» **WRITTEN REQUEST**:
Please quote every line word for word.

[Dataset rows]

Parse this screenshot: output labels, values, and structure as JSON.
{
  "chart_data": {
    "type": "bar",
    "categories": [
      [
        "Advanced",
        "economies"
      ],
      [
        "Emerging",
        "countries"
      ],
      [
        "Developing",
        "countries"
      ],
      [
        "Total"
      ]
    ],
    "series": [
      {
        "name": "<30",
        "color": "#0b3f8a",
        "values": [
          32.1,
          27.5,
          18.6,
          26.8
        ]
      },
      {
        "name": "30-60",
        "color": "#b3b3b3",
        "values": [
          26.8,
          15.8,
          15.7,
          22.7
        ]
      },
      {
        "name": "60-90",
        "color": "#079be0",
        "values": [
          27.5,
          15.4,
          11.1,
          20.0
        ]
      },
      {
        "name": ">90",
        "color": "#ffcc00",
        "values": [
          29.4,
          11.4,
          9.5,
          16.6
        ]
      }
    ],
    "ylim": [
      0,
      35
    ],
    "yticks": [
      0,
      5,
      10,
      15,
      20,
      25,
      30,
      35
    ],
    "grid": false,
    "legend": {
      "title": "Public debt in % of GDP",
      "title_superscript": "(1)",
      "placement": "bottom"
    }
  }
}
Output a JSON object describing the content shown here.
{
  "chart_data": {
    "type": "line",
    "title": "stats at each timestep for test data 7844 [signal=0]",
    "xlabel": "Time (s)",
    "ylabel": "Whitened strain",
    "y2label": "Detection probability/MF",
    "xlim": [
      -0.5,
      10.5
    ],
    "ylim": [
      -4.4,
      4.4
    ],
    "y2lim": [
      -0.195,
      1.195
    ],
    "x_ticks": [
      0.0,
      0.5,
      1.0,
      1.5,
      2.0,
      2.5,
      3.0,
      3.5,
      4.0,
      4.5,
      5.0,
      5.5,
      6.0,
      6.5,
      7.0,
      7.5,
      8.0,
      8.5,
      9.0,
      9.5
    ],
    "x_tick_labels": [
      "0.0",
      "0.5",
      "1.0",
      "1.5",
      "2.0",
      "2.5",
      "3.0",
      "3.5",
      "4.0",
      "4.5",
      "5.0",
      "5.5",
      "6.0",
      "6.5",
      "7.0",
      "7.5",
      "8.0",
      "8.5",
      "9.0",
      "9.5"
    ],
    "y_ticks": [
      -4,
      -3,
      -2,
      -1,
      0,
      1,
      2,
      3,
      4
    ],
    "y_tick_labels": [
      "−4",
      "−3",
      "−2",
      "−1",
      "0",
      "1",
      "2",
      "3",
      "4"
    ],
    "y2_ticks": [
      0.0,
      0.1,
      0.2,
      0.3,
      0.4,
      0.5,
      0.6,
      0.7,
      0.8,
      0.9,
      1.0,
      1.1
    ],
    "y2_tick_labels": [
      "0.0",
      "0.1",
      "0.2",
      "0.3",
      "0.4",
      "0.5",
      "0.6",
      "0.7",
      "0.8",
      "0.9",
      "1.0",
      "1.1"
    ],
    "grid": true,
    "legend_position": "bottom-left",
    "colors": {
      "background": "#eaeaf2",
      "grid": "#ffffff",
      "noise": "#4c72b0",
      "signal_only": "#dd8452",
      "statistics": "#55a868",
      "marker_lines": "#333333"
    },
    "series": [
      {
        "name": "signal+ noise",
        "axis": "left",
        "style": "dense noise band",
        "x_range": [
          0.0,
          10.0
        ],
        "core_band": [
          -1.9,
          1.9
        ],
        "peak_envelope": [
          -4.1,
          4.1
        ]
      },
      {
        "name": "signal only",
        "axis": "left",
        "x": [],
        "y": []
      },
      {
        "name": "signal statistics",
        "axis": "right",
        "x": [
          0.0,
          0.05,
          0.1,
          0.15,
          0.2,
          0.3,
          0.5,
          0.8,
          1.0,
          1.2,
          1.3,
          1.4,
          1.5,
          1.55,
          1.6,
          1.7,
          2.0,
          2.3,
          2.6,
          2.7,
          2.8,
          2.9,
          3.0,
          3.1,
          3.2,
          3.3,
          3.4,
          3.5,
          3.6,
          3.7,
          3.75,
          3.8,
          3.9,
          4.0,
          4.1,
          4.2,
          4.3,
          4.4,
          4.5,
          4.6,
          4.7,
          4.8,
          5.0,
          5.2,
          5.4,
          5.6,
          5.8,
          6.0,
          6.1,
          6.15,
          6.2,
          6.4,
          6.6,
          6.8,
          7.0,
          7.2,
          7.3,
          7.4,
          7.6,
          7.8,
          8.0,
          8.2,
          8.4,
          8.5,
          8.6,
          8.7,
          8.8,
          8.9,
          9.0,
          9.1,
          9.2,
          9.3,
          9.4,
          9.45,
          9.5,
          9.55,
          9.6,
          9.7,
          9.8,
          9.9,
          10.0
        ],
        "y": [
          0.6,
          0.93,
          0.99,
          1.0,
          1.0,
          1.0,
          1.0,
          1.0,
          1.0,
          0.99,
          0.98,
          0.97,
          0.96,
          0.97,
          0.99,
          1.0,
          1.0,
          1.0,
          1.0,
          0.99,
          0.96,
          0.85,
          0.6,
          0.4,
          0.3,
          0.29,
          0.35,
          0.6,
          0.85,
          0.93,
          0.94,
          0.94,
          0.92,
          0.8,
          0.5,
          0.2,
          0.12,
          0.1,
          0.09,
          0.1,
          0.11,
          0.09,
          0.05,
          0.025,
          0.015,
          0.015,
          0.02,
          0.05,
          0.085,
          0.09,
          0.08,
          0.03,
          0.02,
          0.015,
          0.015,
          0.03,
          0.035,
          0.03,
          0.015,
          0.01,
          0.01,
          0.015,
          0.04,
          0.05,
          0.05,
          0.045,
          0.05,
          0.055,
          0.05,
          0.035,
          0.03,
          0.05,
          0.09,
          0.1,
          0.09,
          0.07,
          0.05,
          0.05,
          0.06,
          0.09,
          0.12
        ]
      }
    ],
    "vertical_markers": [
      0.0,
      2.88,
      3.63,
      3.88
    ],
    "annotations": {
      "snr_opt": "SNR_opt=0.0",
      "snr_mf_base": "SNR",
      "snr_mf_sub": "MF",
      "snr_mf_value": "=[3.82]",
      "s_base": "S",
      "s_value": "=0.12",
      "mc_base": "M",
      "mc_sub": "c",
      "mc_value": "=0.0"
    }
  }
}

» **THE RESULT**:
Parse this screenshot: output labels, values, and structure as JSON.
{
  "chart_data": {
    "type": "bar",
    "categories": [
      [
        "Advanced",
        "economies"
      ],
      [
        "Emerging",
        "countries"
      ],
      [
        "Developing",
        "countries"
      ],
      [
        "Total"
      ]
    ],
    "series": [
      {
        "name": "<30",
        "color": "#0b3f8a",
        "values": [
          32.1,
          27.5,
          18.6,
          26.8
        ]
      },
      {
        "name": "30-60",
        "color": "#b3b3b3",
        "values": [
          26.8,
          15.8,
          15.7,
          22.7
        ]
      },
      {
        "name": "60-90",
        "color": "#079be0",
        "values": [
          27.5,
          15.4,
          11.1,
          20.0
        ]
      },
      {
        "name": ">90",
        "color": "#ffcc00",
        "values": [
          29.4,
          11.4,
          9.5,
          16.6
        ]
      }
    ],
    "ylim": [
      0,
      35
    ],
    "yticks": [
      0,
      5,
      10,
      15,
      20,
      25,
      30,
      35
    ],
    "grid": false,
    "legend": {
      "title": "Public debt in % of GDP",
      "title_superscript": "(1)",
      "placement": "bottom"
    }
  }
}
Output a JSON object describing the content shown here.
{
  "chart_data": {
    "type": "line",
    "title": "stats at each timestep for test data 7844 [signal=0]",
    "xlabel": "Time (s)",
    "ylabel": "Whitened strain",
    "y2label": "Detection probability/MF",
    "xlim": [
      -0.5,
      10.5
    ],
    "ylim": [
      -4.4,
      4.4
    ],
    "y2lim": [
      -0.195,
      1.195
    ],
    "x_ticks": [
      0.0,
      0.5,
      1.0,
      1.5,
      2.0,
      2.5,
      3.0,
      3.5,
      4.0,
      4.5,
      5.0,
      5.5,
      6.0,
      6.5,
      7.0,
      7.5,
      8.0,
      8.5,
      9.0,
      9.5
    ],
    "x_tick_labels": [
      "0.0",
      "0.5",
      "1.0",
      "1.5",
      "2.0",
      "2.5",
      "3.0",
      "3.5",
      "4.0",
      "4.5",
      "5.0",
      "5.5",
      "6.0",
      "6.5",
      "7.0",
      "7.5",
      "8.0",
      "8.5",
      "9.0",
      "9.5"
    ],
    "y_ticks": [
      -4,
      -3,
      -2,
      -1,
      0,
      1,
      2,
      3,
      4
    ],
    "y_tick_labels": [
      "−4",
      "−3",
      "−2",
      "−1",
      "0",
      "1",
      "2",
      "3",
      "4"
    ],
    "y2_ticks": [
      0.0,
      0.1,
      0.2,
      0.3,
      0.4,
      0.5,
      0.6,
      0.7,
      0.8,
      0.9,
      1.0,
      1.1
    ],
    "y2_tick_labels": [
      "0.0",
      "0.1",
      "0.2",
      "0.3",
      "0.4",
      "0.5",
      "0.6",
      "0.7",
      "0.8",
      "0.9",
      "1.0",
      "1.1"
    ],
    "grid": true,
    "legend_position": "bottom-left",
    "colors": {
      "background": "#eaeaf2",
      "grid": "#ffffff",
      "noise": "#4c72b0",
      "signal_only": "#dd8452",
      "statistics": "#55a868",
      "marker_lines": "#333333"
    },
    "series": [
      {
        "name": "signal+ noise",
        "axis": "left",
        "style": "dense noise band",
        "x_range": [
          0.0,
          10.0
        ],
        "core_band": [
          -1.9,
          1.9
        ],
        "peak_envelope": [
          -4.1,
          4.1
        ]
      },
      {
        "name": "signal only",
        "axis": "left",
        "x": [],
        "y": []
      },
      {
        "name": "signal statistics",
        "axis": "right",
        "x": [
          0.0,
          0.05,
          0.1,
          0.15,
          0.2,
          0.3,
          0.5,
          0.8,
          1.0,
          1.2,
          1.3,
          1.4,
          1.5,
          1.55,
          1.6,
          1.7,
          2.0,
          2.3,
          2.6,
          2.7,
          2.8,
          2.9,
          3.0,
          3.1,
          3.2,
          3.3,
          3.4,
          3.5,
          3.6,
          3.7,
          3.75,
          3.8,
          3.9,
          4.0,
          4.1,
          4.2,
          4.3,
          4.4,
          4.5,
          4.6,
          4.7,
          4.8,
          5.0,
          5.2,
          5.4,
          5.6,
          5.8,
          6.0,
          6.1,
          6.15,
          6.2,
          6.4,
          6.6,
          6.8,
          7.0,
          7.2,
          7.3,
          7.4,
          7.6,
          7.8,
          8.0,
          8.2,
          8.4,
          8.5,
          8.6,
          8.7,
          8.8,
          8.9,
          9.0,
          9.1,
          9.2,
          9.3,
          9.4,
          9.45,
          9.5,
          9.55,
          9.6,
          9.7,
          9.8,
          9.9,
          10.0
        ],
        "y": [
          0.6,
          0.93,
          0.99,
          1.0,
          1.0,
          1.0,
          1.0,
          1.0,
          1.0,
          0.99,
          0.98,
          0.97,
          0.96,
          0.97,
          0.99,
          1.0,
          1.0,
          1.0,
          1.0,
          0.99,
          0.96,
          0.85,
          0.6,
          0.4,
          0.3,
          0.29,
          0.35,
          0.6,
          0.85,
          0.93,
          0.94,
          0.94,
          0.92,
          0.8,
          0.5,
          0.2,
          0.12,
          0.1,
          0.09,
          0.1,
          0.11,
          0.09,
          0.05,
          0.025,
          0.015,
          0.015,
          0.02,
          0.05,
          0.085,
          0.09,
          0.08,
          0.03,
          0.02,
          0.015,
          0.015,
          0.03,
          0.035,
          0.03,
          0.015,
          0.01,
          0.01,
          0.015,
          0.04,
          0.05,
          0.05,
          0.045,
          0.05,
          0.055,
          0.05,
          0.035,
          0.03,
          0.05,
          0.09,
          0.1,
          0.09,
          0.07,
          0.05,
          0.05,
          0.06,
          0.09,
          0.12
        ]
      }
    ],
    "vertical_markers": [
      0.0,
      2.88,
      3.63,
      3.88
    ],
    "annotations": {
      "snr_opt": "SNR_opt=0.0",
      "snr_mf_base": "SNR",
      "snr_mf_sub": "MF",
      "snr_mf_value": "=[3.82]",
      "s_base": "S",
      "s_value": "=0.12",
      "mc_base": "M",
      "mc_sub": "c",
      "mc_value": "=0.0"
    }
  }
}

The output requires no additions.